## Task to complete
Everything from the line containing "Serialize everything readable" down to the last line of the entries below must be transcribed exactly, and nothing else.
** start Information provided **
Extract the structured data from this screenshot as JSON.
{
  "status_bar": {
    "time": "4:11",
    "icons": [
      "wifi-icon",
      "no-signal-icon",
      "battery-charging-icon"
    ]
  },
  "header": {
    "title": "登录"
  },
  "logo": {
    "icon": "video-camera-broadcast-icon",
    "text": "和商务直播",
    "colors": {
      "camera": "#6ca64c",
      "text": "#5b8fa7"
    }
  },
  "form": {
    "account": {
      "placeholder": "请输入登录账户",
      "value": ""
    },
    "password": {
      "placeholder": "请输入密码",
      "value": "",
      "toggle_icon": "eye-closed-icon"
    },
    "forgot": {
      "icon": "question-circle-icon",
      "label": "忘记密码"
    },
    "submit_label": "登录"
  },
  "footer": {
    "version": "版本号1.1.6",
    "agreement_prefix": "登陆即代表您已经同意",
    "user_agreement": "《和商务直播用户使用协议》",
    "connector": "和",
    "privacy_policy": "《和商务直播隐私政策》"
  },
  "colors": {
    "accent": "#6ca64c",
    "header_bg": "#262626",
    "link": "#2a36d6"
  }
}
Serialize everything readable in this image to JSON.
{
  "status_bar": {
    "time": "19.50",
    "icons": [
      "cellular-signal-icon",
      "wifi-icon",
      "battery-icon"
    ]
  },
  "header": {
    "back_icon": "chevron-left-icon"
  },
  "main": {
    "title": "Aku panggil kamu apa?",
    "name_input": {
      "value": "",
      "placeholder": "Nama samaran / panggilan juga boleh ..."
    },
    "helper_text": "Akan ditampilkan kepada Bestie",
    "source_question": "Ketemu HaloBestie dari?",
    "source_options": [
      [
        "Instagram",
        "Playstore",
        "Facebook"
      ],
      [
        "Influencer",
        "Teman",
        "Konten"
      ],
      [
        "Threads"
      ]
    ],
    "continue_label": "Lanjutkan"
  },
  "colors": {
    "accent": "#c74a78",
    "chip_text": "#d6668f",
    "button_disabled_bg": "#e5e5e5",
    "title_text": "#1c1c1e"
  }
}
** end Information provided **
## Written response
Serialize everything readable in this image to JSON.
{
  "status_bar": {
    "time": "19.50",
    "icons": [
      "cellular-signal-icon",
      "wifi-icon",
      "battery-icon"
    ]
  },
  "header": {
    "back_icon": "chevron-left-icon"
  },
  "main": {
    "title": "Aku panggil kamu apa?",
    "name_input": {
      "value": "",
      "placeholder": "Nama samaran / panggilan juga boleh ..."
    },
    "helper_text": "Akan ditampilkan kepada Bestie",
    "source_question": "Ketemu HaloBestie dari?",
    "source_options": [
      [
        "Instagram",
        "Playstore",
        "Facebook"
      ],
      [
        "Influencer",
        "Teman",
        "Konten"
      ],
      [
        "Threads"
      ]
    ],
    "continue_label": "Lanjutkan"
  },
  "colors": {
    "accent": "#c74a78",
    "chip_text": "#d6668f",
    "button_disabled_bg": "#e5e5e5",
    "title_text": "#1c1c1e"
  }
}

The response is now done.